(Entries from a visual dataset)
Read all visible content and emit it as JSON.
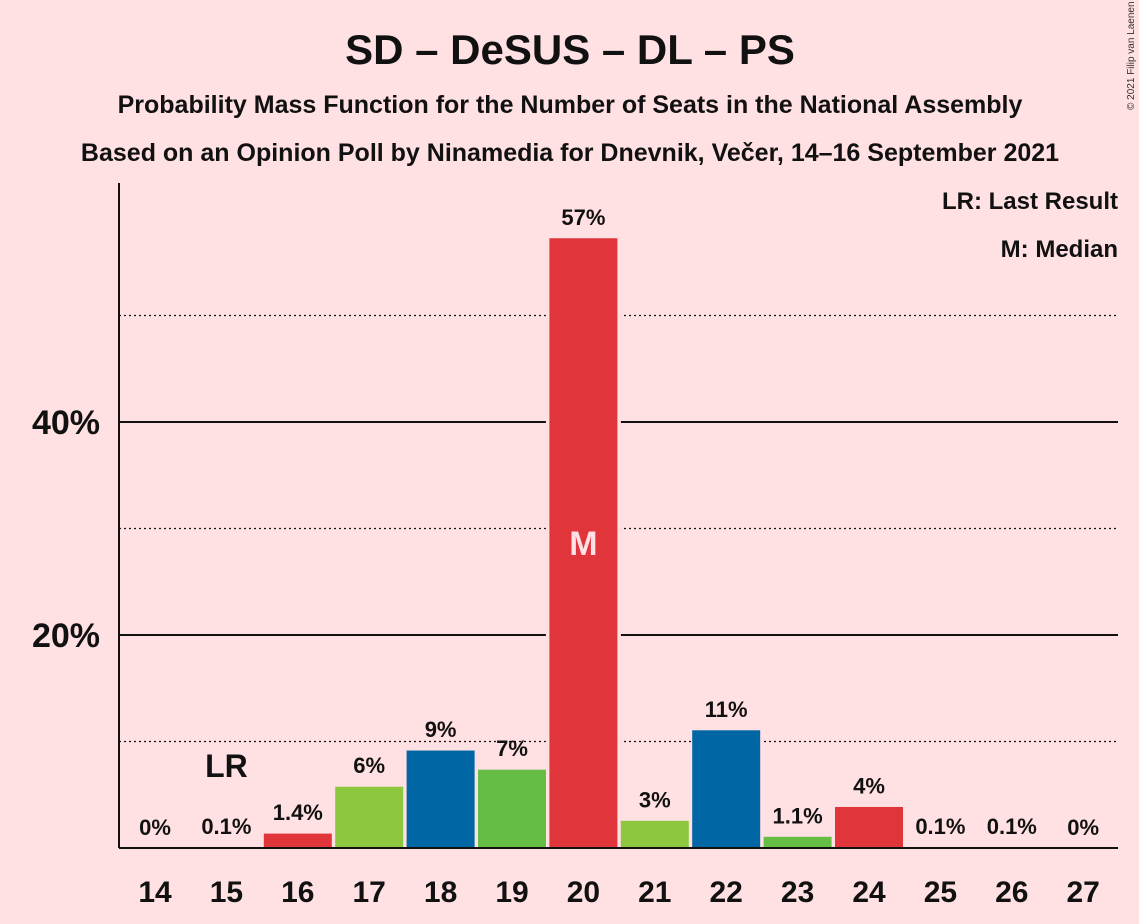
{
  "chart_data": {
    "type": "bar",
    "title": "SD – DeSUS – DL – PS",
    "subtitle": "Probability Mass Function for the Number of Seats in the National Assembly",
    "subtitle2": "Based on an Opinion Poll by Ninamedia for Dnevnik, Večer, 14–16 September 2021",
    "copyright": "© 2021 Filip van Laenen",
    "legend": {
      "lr": "LR: Last Result",
      "m": "M: Median",
      "placement": "top-right"
    },
    "categories": [
      "14",
      "15",
      "16",
      "17",
      "18",
      "19",
      "20",
      "21",
      "22",
      "23",
      "24",
      "25",
      "26",
      "27"
    ],
    "values": [
      0,
      0.1,
      1.4,
      5.8,
      9.2,
      7.4,
      57.3,
      2.6,
      11.1,
      1.1,
      3.9,
      0.1,
      0.1,
      0
    ],
    "data_labels": [
      "0%",
      "0.1%",
      "1.4%",
      "6%",
      "9%",
      "7%",
      "57%",
      "3%",
      "11%",
      "1.1%",
      "4%",
      "0.1%",
      "0.1%",
      "0%"
    ],
    "colors": [
      "#E0353A",
      "#E0353A",
      "#E0353A",
      "#8DC63F",
      "#0066A4",
      "#65BD46",
      "#E0353A",
      "#8DC63F",
      "#0066A4",
      "#65BD46",
      "#E0353A",
      "#8DC63F",
      "#0066A4",
      "#65BD46"
    ],
    "ylim": [
      0,
      62
    ],
    "yticks": [
      {
        "value": 20,
        "label": "20%"
      },
      {
        "value": 40,
        "label": "40%"
      }
    ],
    "dotted_gridlines": [
      10,
      30,
      50
    ],
    "last_result": {
      "category": "15",
      "label": "LR"
    },
    "median": {
      "category": "20",
      "label": "M"
    }
  }
}
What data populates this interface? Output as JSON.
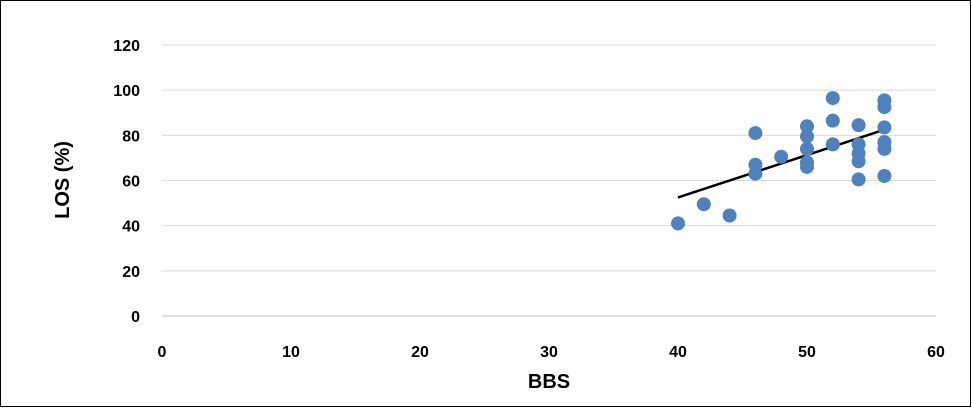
{
  "chart_data": {
    "type": "scatter",
    "title": "",
    "xlabel": "BBS",
    "ylabel": "LOS (%)",
    "xlim": [
      0,
      60
    ],
    "ylim": [
      0,
      120
    ],
    "x_ticks": [
      0,
      10,
      20,
      30,
      40,
      50,
      60
    ],
    "y_ticks": [
      0,
      20,
      40,
      60,
      80,
      100,
      120
    ],
    "grid": "horizontal",
    "legend": "none",
    "marker_color": "#4F81BD",
    "trendline_color": "#000000",
    "series": [
      {
        "points": [
          [
            40,
            41
          ],
          [
            42,
            49.5
          ],
          [
            44,
            44.5
          ],
          [
            46,
            81
          ],
          [
            46,
            67
          ],
          [
            46,
            63
          ],
          [
            48,
            70.5
          ],
          [
            50,
            84
          ],
          [
            50,
            79.5
          ],
          [
            50,
            74
          ],
          [
            50,
            68
          ],
          [
            50,
            66
          ],
          [
            52,
            96.5
          ],
          [
            52,
            86.5
          ],
          [
            52,
            76
          ],
          [
            54,
            84.5
          ],
          [
            54,
            76
          ],
          [
            54,
            72
          ],
          [
            54,
            68.5
          ],
          [
            54,
            60.5
          ],
          [
            56,
            95.5
          ],
          [
            56,
            92.5
          ],
          [
            56,
            83.5
          ],
          [
            56,
            77
          ],
          [
            56,
            74
          ],
          [
            56,
            62
          ]
        ]
      }
    ],
    "trendline": {
      "x": [
        40,
        56
      ],
      "y": [
        52.5,
        82.5
      ]
    }
  }
}
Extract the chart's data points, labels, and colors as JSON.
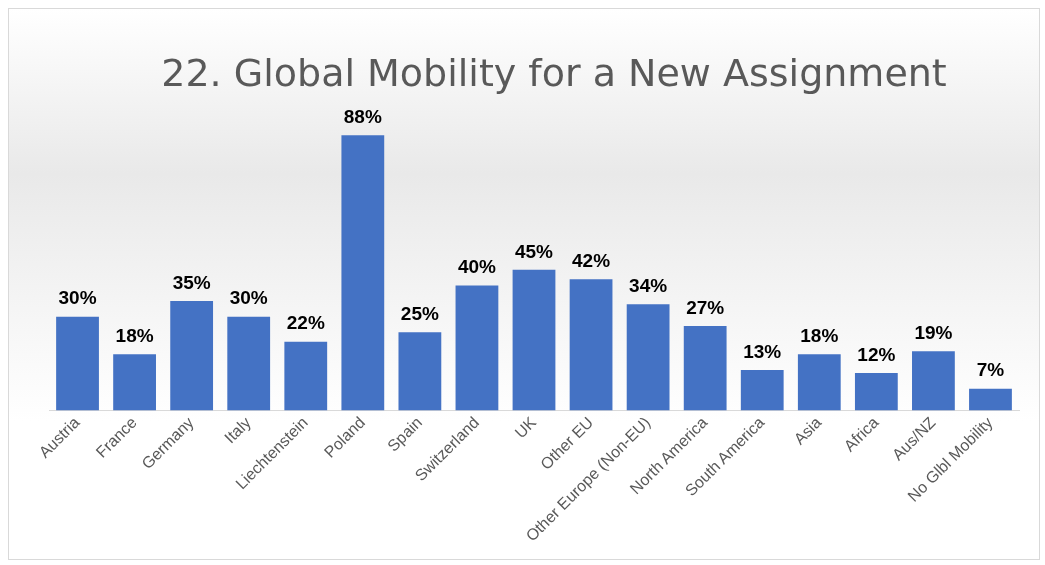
{
  "chart_data": {
    "type": "bar",
    "title": "22. Global Mobility for a New Assignment",
    "categories": [
      "Austria",
      "France",
      "Germany",
      "Italy",
      "Liechtenstein",
      "Poland",
      "Spain",
      "Switzerland",
      "UK",
      "Other EU",
      "Other Europe (Non-EU)",
      "North America",
      "South America",
      "Asia",
      "Africa",
      "Aus/NZ",
      "No Glbl Mobility"
    ],
    "values": [
      30,
      18,
      35,
      30,
      22,
      88,
      25,
      40,
      45,
      42,
      34,
      27,
      13,
      18,
      12,
      19,
      7
    ],
    "value_labels": [
      "30%",
      "18%",
      "35%",
      "30%",
      "22%",
      "88%",
      "25%",
      "40%",
      "45%",
      "42%",
      "34%",
      "27%",
      "13%",
      "18%",
      "12%",
      "19%",
      "7%"
    ],
    "color": "#4472c4",
    "tick_labels": "x",
    "grid": false,
    "legend": false
  }
}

*Given problem*
Gather each line in the entries above where the string "JSON" is found.

*Result of the task*
Read all visible content and emit it as JSON.
What data populates this interface? Output as JSON.
Extract the chart's data points, labels, and colors as JSON.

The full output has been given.